### Problem description
Filter the data for lines with the word "литосферы", then copy every line so identified.

### Information given
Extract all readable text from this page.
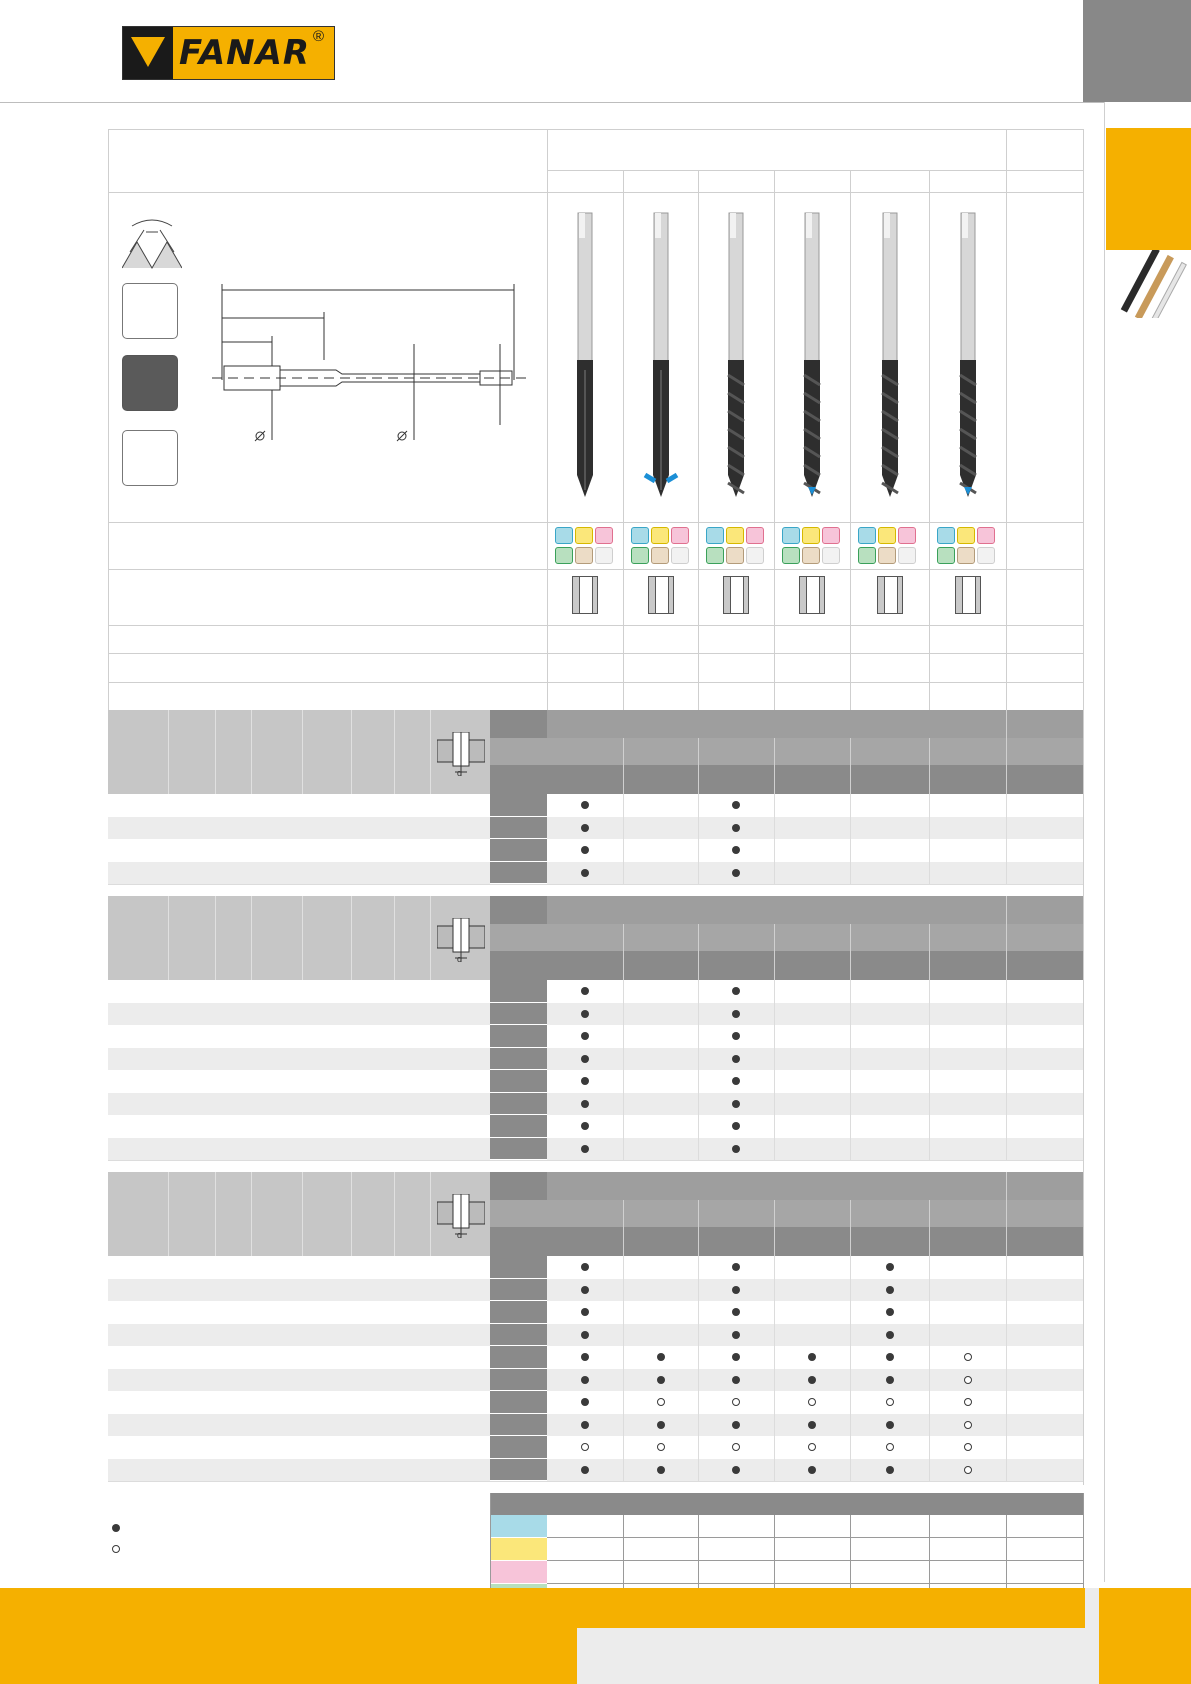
FANAR ®
d
d
d
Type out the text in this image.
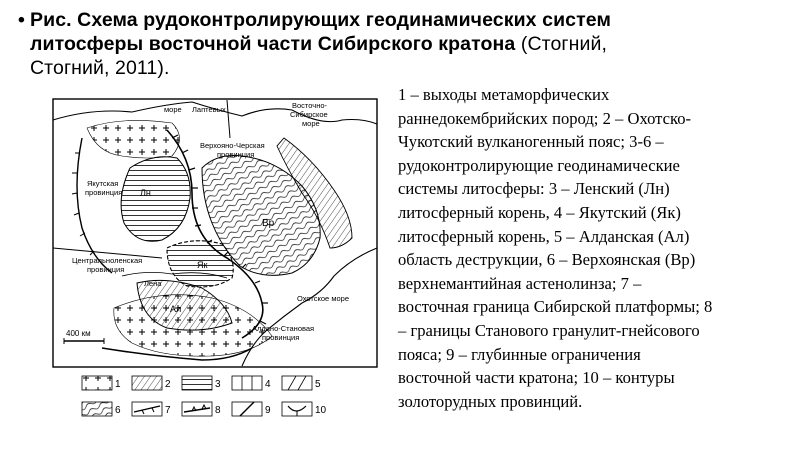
• Рис. Схема рудоконтролирующих геодинамических систем
литосферы восточной части Сибирского кратона (Стогний,
Стогний, 2011).
море Лаптевых	Восточно-
Сибирское
море
Верхояно-Черская
провинция
Якутская
провинция Лн
Вр
Центральноленская
провинция
Лена
Як
Ал
Охотское море
Алдано-Становая
провинция
400 км
1	2	3	4	5
6	7	8	9	10
1 – выходы метаморфических
раннедокембрийских пород; 2 – Охотско-
Чукотский вулканогенный пояс; 3-6 –
рудоконтролирующие геодинамические
системы литосферы: 3 – Ленский (Лн)
литосферный корень, 4 – Якутский (Як)
литосферный корень, 5 – Алданская (Ал)
область деструкции, 6 – Верхоянская (Вр)
верхнемантийная астенолинза; 7 –
восточная граница Сибирской платформы; 8
– границы Станового гранулит-гнейсового
пояса; 9 – глубинные ограничения
восточной части кратона; 10 – контуры
золоторудных провинций.
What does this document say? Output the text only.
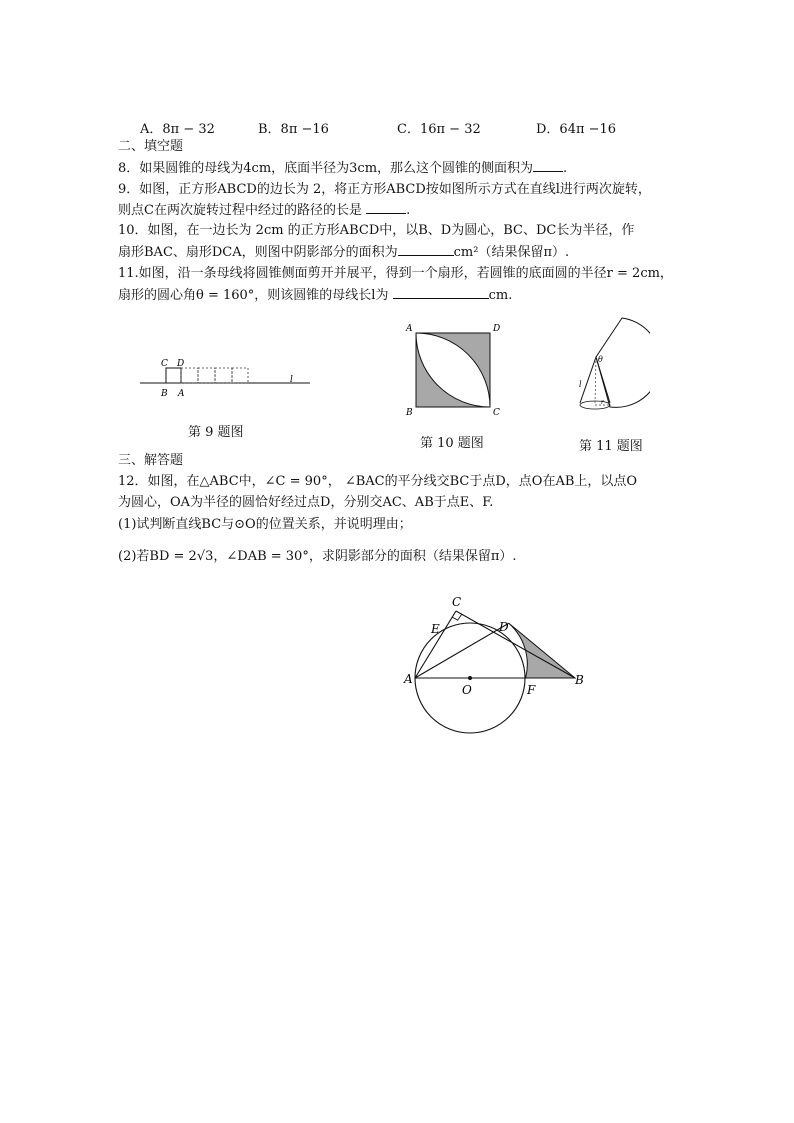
A．8π − 32	B．8π −16	C．16π − 32	D．64π −16
二、填空题
8．如果圆锥的母线为4cm，底面半径为3cm，那么这个圆锥的侧面积为 .
9．如图，正方形ABCD的边长为 2，将正方形ABCD按如图所示方式在直线l进行两次旋转，
则点C在两次旋转过程中经过的路径的长是	.
10．如图，在一边长为 2cm 的正方形ABCD中，以B、D为圆心，BC、DC长为半径，作
扇形BAC、扇形DCA，则图中阴影部分的面积为	cm²（结果保留π）.
11.如图，沿一条母线将圆锥侧面剪开并展平，得到一个扇形，若圆锥的底面圆的半径r = 2cm，
扇形的圆心角θ = 160°，则该圆锥的母线长l为	cm.
C D
B A
l
第 9 题图
A	D
B	C
第 10 题图
θ
l
r
第 11 题图
三、解答题
12．如图，在△ABC中，∠C = 90°， ∠BAC的平分线交BC于点D，点O在AB上，以点O
为圆心，OA为半径的圆恰好经过点D，分别交AC、AB于点E、F.
(1)试判断直线BC与⊙O的位置关系，并说明理由；
(2)若BD = 2√3，∠DAB = 30°，求阴影部分的面积（结果保留π）.
C
E	D
A
O	F
B
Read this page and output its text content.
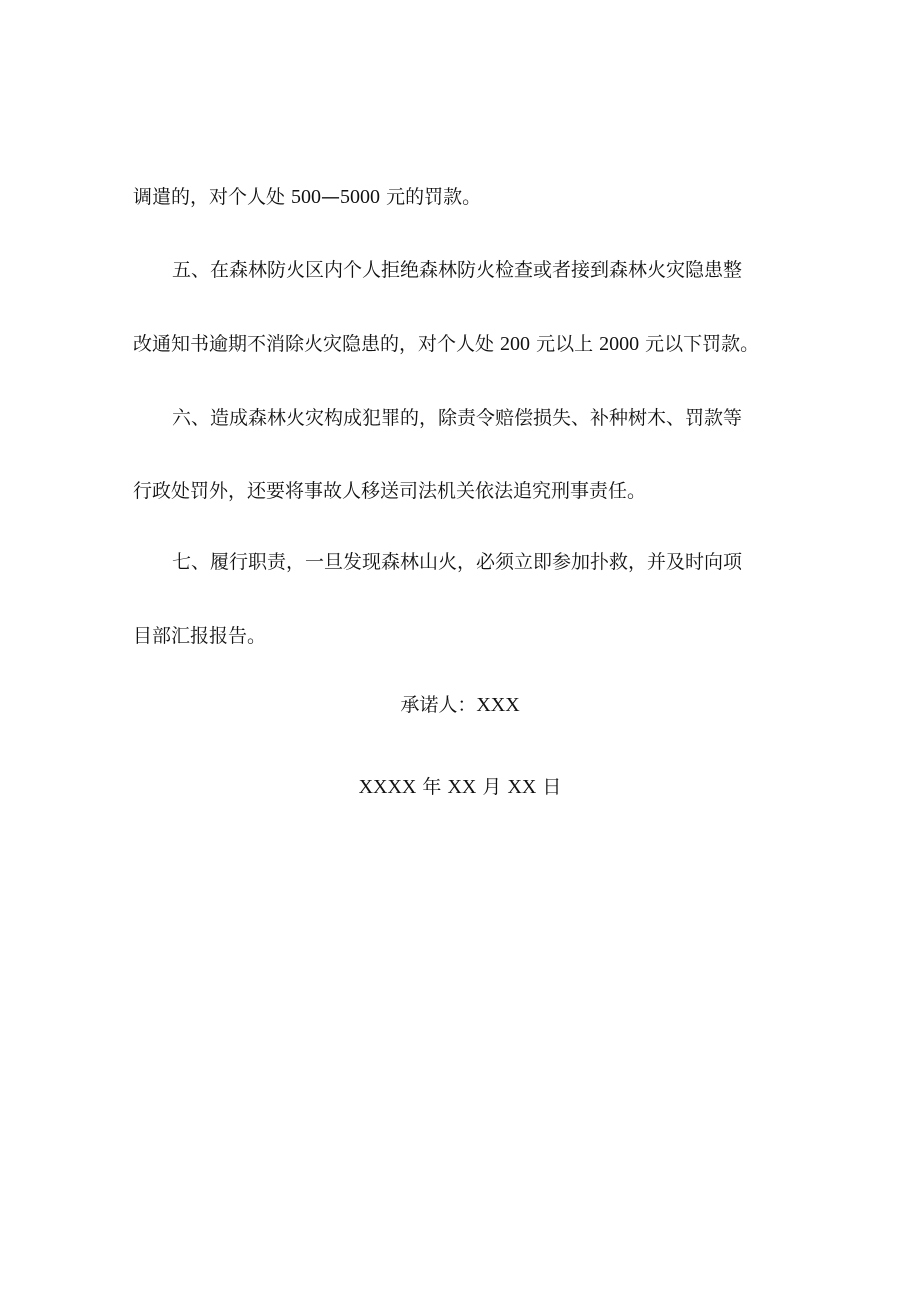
调遣的，对个人处 500—5000 元的罚款。
五、在森林防火区内个人拒绝森林防火检查或者接到森林火灾隐患整
改通知书逾期不消除火灾隐患的，对个人处 200 元以上 2000 元以下罚款。
六、造成森林火灾构成犯罪的，除责令赔偿损失、补种树木、罚款等
行政处罚外，还要将事故人移送司法机关依法追究刑事责任。
七、履行职责，一旦发现森林山火，必须立即参加扑救，并及时向项
目部汇报报告。
承诺人：XXX
XXXX 年 XX 月 XX 日
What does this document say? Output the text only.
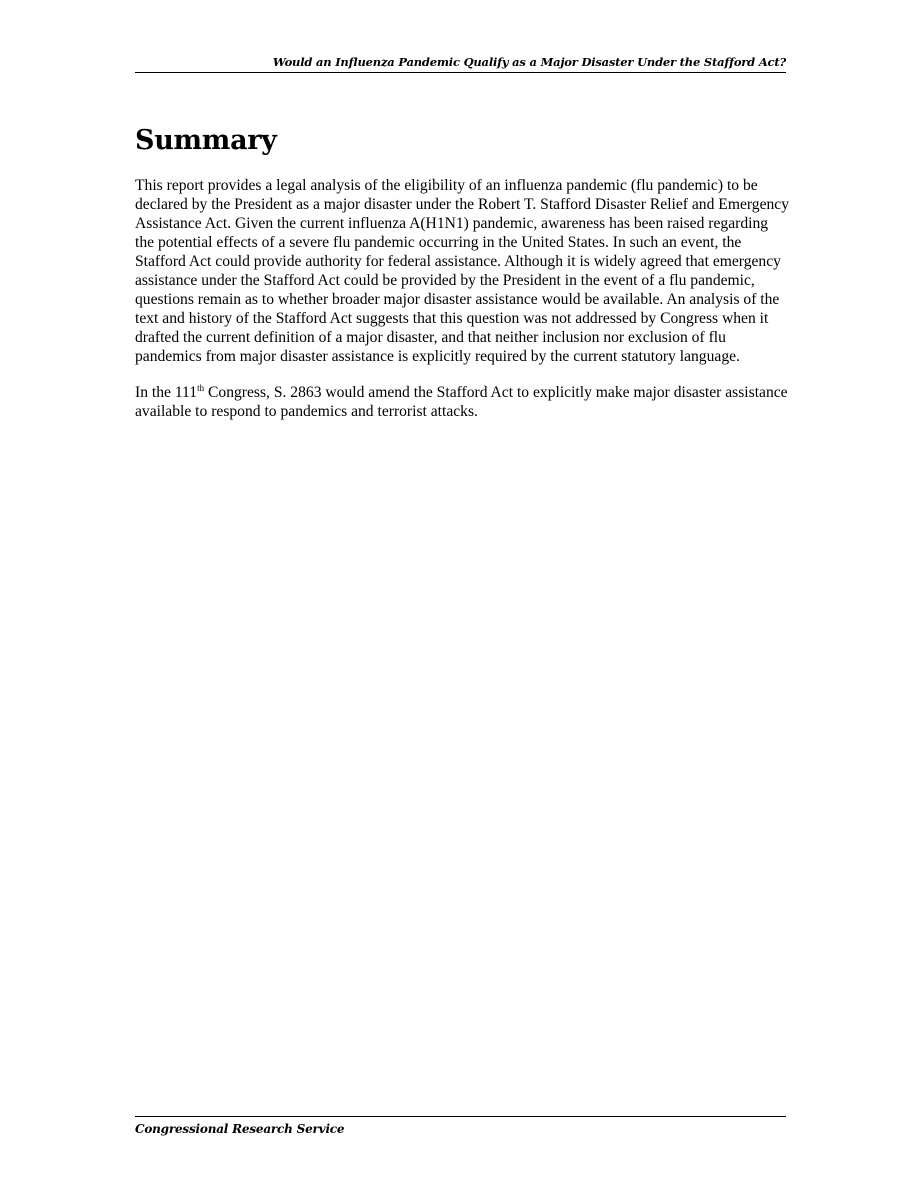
Would an Influenza Pandemic Qualify as a Major Disaster Under the Stafford Act?
Summary

This report provides a legal analysis of the eligibility of an influenza pandemic (flu pandemic) to be declared by the President as a major disaster under the Robert T. Stafford Disaster Relief and Emergency Assistance Act. Given the current influenza A(H1N1) pandemic, awareness has been raised regarding the potential effects of a severe flu pandemic occurring in the United States. In such an event, the Stafford Act could provide authority for federal assistance. Although it is widely agreed that emergency assistance under the Stafford Act could be provided by the President in the event of a flu pandemic, questions remain as to whether broader major disaster assistance would be available. An analysis of the text and history of the Stafford Act suggests that this question was not addressed by Congress when it drafted the current definition of a major disaster, and that neither inclusion nor exclusion of flu pandemics from major disaster assistance is explicitly required by the current statutory language.

In the 111th Congress, S. 2863 would amend the Stafford Act to explicitly make major disaster assistance available to respond to pandemics and terrorist attacks.

Congressional Research Service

### Solution to the problem
литосферы восточной части Сибирского кратона (Стогний,
системы литосферы: 3 – Ленский (Лн)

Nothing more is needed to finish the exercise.